[Problem to solve] Output the material below in its entirety, exactly as given.

Records from a data source:
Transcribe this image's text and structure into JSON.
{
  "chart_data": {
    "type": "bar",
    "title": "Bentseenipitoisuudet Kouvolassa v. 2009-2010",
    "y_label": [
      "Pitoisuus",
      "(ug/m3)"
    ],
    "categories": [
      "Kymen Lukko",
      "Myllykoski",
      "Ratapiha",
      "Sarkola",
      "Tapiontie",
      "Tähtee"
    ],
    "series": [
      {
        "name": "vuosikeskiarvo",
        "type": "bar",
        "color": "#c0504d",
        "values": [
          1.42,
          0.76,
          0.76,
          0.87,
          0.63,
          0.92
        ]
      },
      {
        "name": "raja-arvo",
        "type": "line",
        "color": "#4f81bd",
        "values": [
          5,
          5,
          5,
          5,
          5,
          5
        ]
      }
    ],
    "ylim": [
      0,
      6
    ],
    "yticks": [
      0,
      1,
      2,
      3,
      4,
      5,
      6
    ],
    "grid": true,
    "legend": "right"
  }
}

[Expected answer]
Transcribe this image's text and structure into JSON.
{
  "chart_data": {
    "type": "bar",
    "title": "Bentseenipitoisuudet Kouvolassa v. 2009-2010",
    "y_label": [
      "Pitoisuus",
      "(ug/m3)"
    ],
    "categories": [
      "Kymen Lukko",
      "Myllykoski",
      "Ratapiha",
      "Sarkola",
      "Tapiontie",
      "Tähtee"
    ],
    "series": [
      {
        "name": "vuosikeskiarvo",
        "type": "bar",
        "color": "#c0504d",
        "values": [
          1.42,
          0.76,
          0.76,
          0.87,
          0.63,
          0.92
        ]
      },
      {
        "name": "raja-arvo",
        "type": "line",
        "color": "#4f81bd",
        "values": [
          5,
          5,
          5,
          5,
          5,
          5
        ]
      }
    ],
    "ylim": [
      0,
      6
    ],
    "yticks": [
      0,
      1,
      2,
      3,
      4,
      5,
      6
    ],
    "grid": true,
    "legend": "right"
  }
}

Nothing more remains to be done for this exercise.